-------- Material shown --------
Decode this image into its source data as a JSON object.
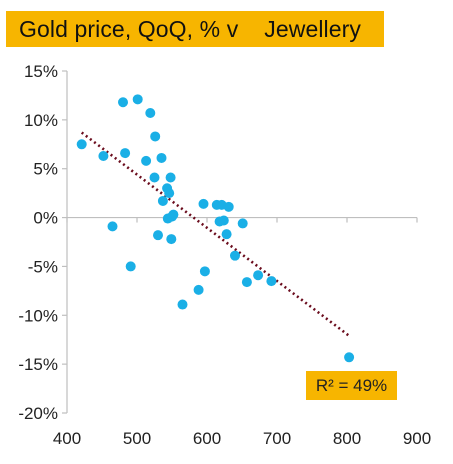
{
  "chart_data": {
    "type": "scatter",
    "title": "Gold price, QoQ, % v    Jewellery",
    "xlabel": "",
    "ylabel": "",
    "xlim": [
      400,
      900
    ],
    "ylim": [
      -20,
      15
    ],
    "x_ticks": [
      "400",
      "500",
      "600",
      "700",
      "800",
      "900"
    ],
    "y_ticks": [
      "15%",
      "10%",
      "5%",
      "0%",
      "-5%",
      "-10%",
      "-15%",
      "-20%"
    ],
    "grid": false,
    "colors": {
      "points": "#1aafe6",
      "trendline": "#6b0d1e",
      "annotation_bg": "#f7b500",
      "axis": "#bfbfbf"
    },
    "series": [
      {
        "points": [
          [
            421,
            7.5
          ],
          [
            452,
            6.3
          ],
          [
            465,
            -0.9
          ],
          [
            480,
            11.8
          ],
          [
            483,
            6.6
          ],
          [
            491,
            -5.0
          ],
          [
            501,
            12.1
          ],
          [
            513,
            5.8
          ],
          [
            519,
            10.7
          ],
          [
            525,
            4.1
          ],
          [
            526,
            8.3
          ],
          [
            530,
            -1.8
          ],
          [
            535,
            6.1
          ],
          [
            537,
            1.7
          ],
          [
            543,
            3.0
          ],
          [
            544,
            -0.1
          ],
          [
            546,
            2.5
          ],
          [
            548,
            4.1
          ],
          [
            549,
            -2.2
          ],
          [
            550,
            0.1
          ],
          [
            552,
            0.3
          ],
          [
            565,
            -8.9
          ],
          [
            588,
            -7.4
          ],
          [
            595,
            1.4
          ],
          [
            597,
            -5.5
          ],
          [
            614,
            1.3
          ],
          [
            618,
            -0.4
          ],
          [
            621,
            1.3
          ],
          [
            624,
            -0.3
          ],
          [
            628,
            -1.7
          ],
          [
            631,
            1.1
          ],
          [
            640,
            -3.9
          ],
          [
            651,
            -0.6
          ],
          [
            657,
            -6.6
          ],
          [
            673,
            -5.9
          ],
          [
            692,
            -6.5
          ],
          [
            803,
            -14.3
          ]
        ]
      }
    ],
    "trendline": {
      "x": [
        421,
        803
      ],
      "y": [
        8.7,
        -12.1
      ],
      "style": "dotted"
    },
    "annotation": "R² = 49%"
  }
}
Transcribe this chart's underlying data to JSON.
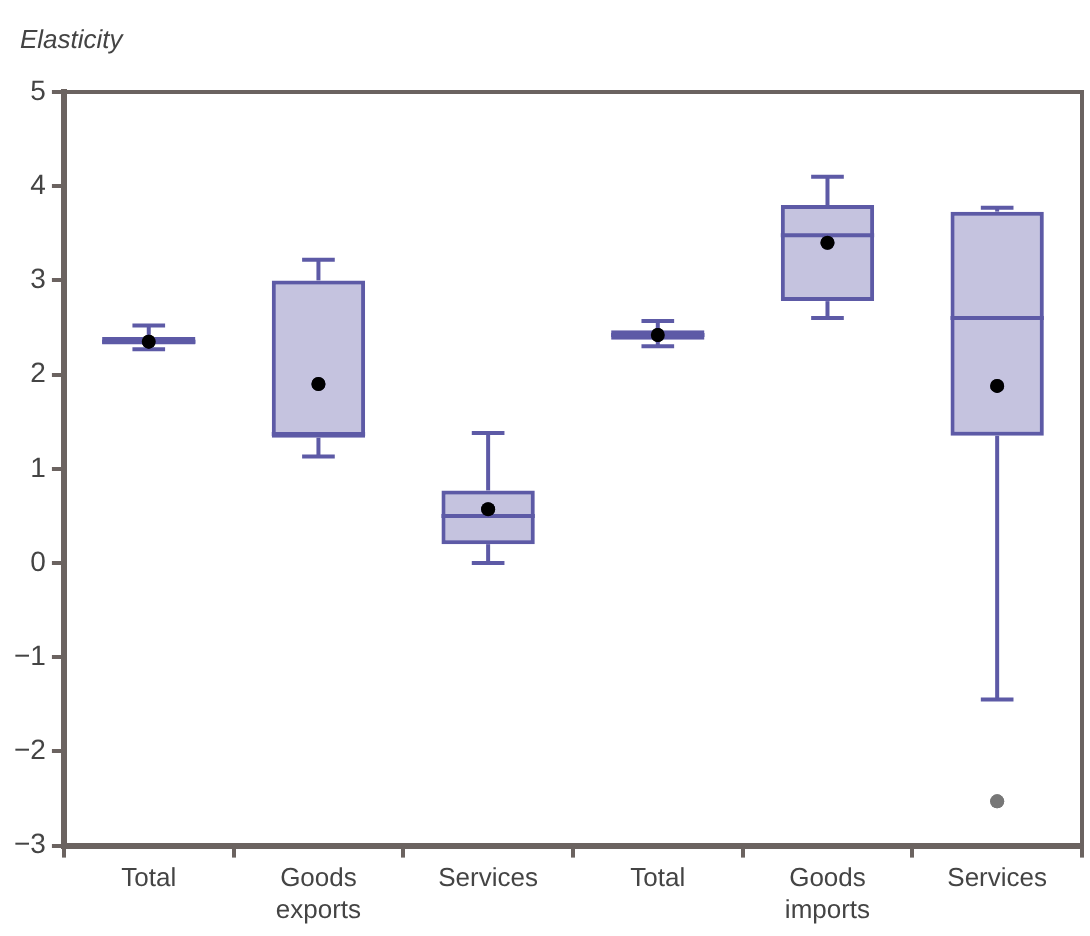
{
  "chart_data": {
    "type": "box",
    "ylabel": "Elasticity",
    "categories": [
      "Total",
      "Goods exports",
      "Services",
      "Total",
      "Goods imports",
      "Services"
    ],
    "boxes": [
      {
        "low": 2.27,
        "q1": 2.32,
        "median": 2.35,
        "q3": 2.4,
        "high": 2.52,
        "mean": 2.35
      },
      {
        "low": 1.13,
        "q1": 1.33,
        "median": 1.37,
        "q3": 3.0,
        "high": 3.22,
        "mean": 1.9
      },
      {
        "low": 0.0,
        "q1": 0.2,
        "median": 0.5,
        "q3": 0.77,
        "high": 1.38,
        "mean": 0.57
      },
      {
        "low": 2.3,
        "q1": 2.37,
        "median": 2.42,
        "q3": 2.47,
        "high": 2.57,
        "mean": 2.42
      },
      {
        "low": 2.6,
        "q1": 2.78,
        "median": 3.48,
        "q3": 3.8,
        "high": 4.1,
        "mean": 3.4
      },
      {
        "low": -1.45,
        "q1": 1.35,
        "median": 2.6,
        "q3": 3.73,
        "high": 3.77,
        "mean": 1.88,
        "outliers": [
          -2.53
        ]
      }
    ],
    "color": "#5d5aa6",
    "ylim": [
      -3,
      5
    ],
    "yticks": [
      {
        "value": -3,
        "label": "−3"
      },
      {
        "value": -2,
        "label": "−2"
      },
      {
        "value": -1,
        "label": "−1"
      },
      0,
      1,
      2,
      3,
      4,
      5
    ],
    "grid": false
  }
}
--------
■ Exercise brief ■
Write the records above out again exactly, with no pictures in your copy.

■ Final answer ■
Decode this image into its source data as a JSON object.
{
  "chart_data": {
    "type": "scatter",
    "title": "Gold price, QoQ, % v    Jewellery",
    "xlabel": "",
    "ylabel": "",
    "xlim": [
      400,
      900
    ],
    "ylim": [
      -20,
      15
    ],
    "x_ticks": [
      "400",
      "500",
      "600",
      "700",
      "800",
      "900"
    ],
    "y_ticks": [
      "15%",
      "10%",
      "5%",
      "0%",
      "-5%",
      "-10%",
      "-15%",
      "-20%"
    ],
    "grid": false,
    "colors": {
      "points": "#1aafe6",
      "trendline": "#6b0d1e",
      "annotation_bg": "#f7b500",
      "axis": "#bfbfbf"
    },
    "series": [
      {
        "points": [
          [
            421,
            7.5
          ],
          [
            452,
            6.3
          ],
          [
            465,
            -0.9
          ],
          [
            480,
            11.8
          ],
          [
            483,
            6.6
          ],
          [
            491,
            -5.0
          ],
          [
            501,
            12.1
          ],
          [
            513,
            5.8
          ],
          [
            519,
            10.7
          ],
          [
            525,
            4.1
          ],
          [
            526,
            8.3
          ],
          [
            530,
            -1.8
          ],
          [
            535,
            6.1
          ],
          [
            537,
            1.7
          ],
          [
            543,
            3.0
          ],
          [
            544,
            -0.1
          ],
          [
            546,
            2.5
          ],
          [
            548,
            4.1
          ],
          [
            549,
            -2.2
          ],
          [
            550,
            0.1
          ],
          [
            552,
            0.3
          ],
          [
            565,
            -8.9
          ],
          [
            588,
            -7.4
          ],
          [
            595,
            1.4
          ],
          [
            597,
            -5.5
          ],
          [
            614,
            1.3
          ],
          [
            618,
            -0.4
          ],
          [
            621,
            1.3
          ],
          [
            624,
            -0.3
          ],
          [
            628,
            -1.7
          ],
          [
            631,
            1.1
          ],
          [
            640,
            -3.9
          ],
          [
            651,
            -0.6
          ],
          [
            657,
            -6.6
          ],
          [
            673,
            -5.9
          ],
          [
            692,
            -6.5
          ],
          [
            803,
            -14.3
          ]
        ]
      }
    ],
    "trendline": {
      "x": [
        421,
        803
      ],
      "y": [
        8.7,
        -12.1
      ],
      "style": "dotted"
    },
    "annotation": "R² = 49%"
  }
}
Transcribe this chart's underlying data to JSON.
{
  "chart_data": {
    "type": "box",
    "ylabel": "Elasticity",
    "categories": [
      "Total",
      "Goods exports",
      "Services",
      "Total",
      "Goods imports",
      "Services"
    ],
    "boxes": [
      {
        "low": 2.27,
        "q1": 2.32,
        "median": 2.35,
        "q3": 2.4,
        "high": 2.52,
        "mean": 2.35
      },
      {
        "low": 1.13,
        "q1": 1.33,
        "median": 1.37,
        "q3": 3.0,
        "high": 3.22,
        "mean": 1.9
      },
      {
        "low": 0.0,
        "q1": 0.2,
        "median": 0.5,
        "q3": 0.77,
        "high": 1.38,
        "mean": 0.57
      },
      {
        "low": 2.3,
        "q1": 2.37,
        "median": 2.42,
        "q3": 2.47,
        "high": 2.57,
        "mean": 2.42
      },
      {
        "low": 2.6,
        "q1": 2.78,
        "median": 3.48,
        "q3": 3.8,
        "high": 4.1,
        "mean": 3.4
      },
      {
        "low": -1.45,
        "q1": 1.35,
        "median": 2.6,
        "q3": 3.73,
        "high": 3.77,
        "mean": 1.88,
        "outliers": [
          -2.53
        ]
      }
    ],
    "color": "#5d5aa6",
    "ylim": [
      -3,
      5
    ],
    "yticks": [
      {
        "value": -3,
        "label": "−3"
      },
      {
        "value": -2,
        "label": "−2"
      },
      {
        "value": -1,
        "label": "−1"
      },
      0,
      1,
      2,
      3,
      4,
      5
    ],
    "grid": false
  }
}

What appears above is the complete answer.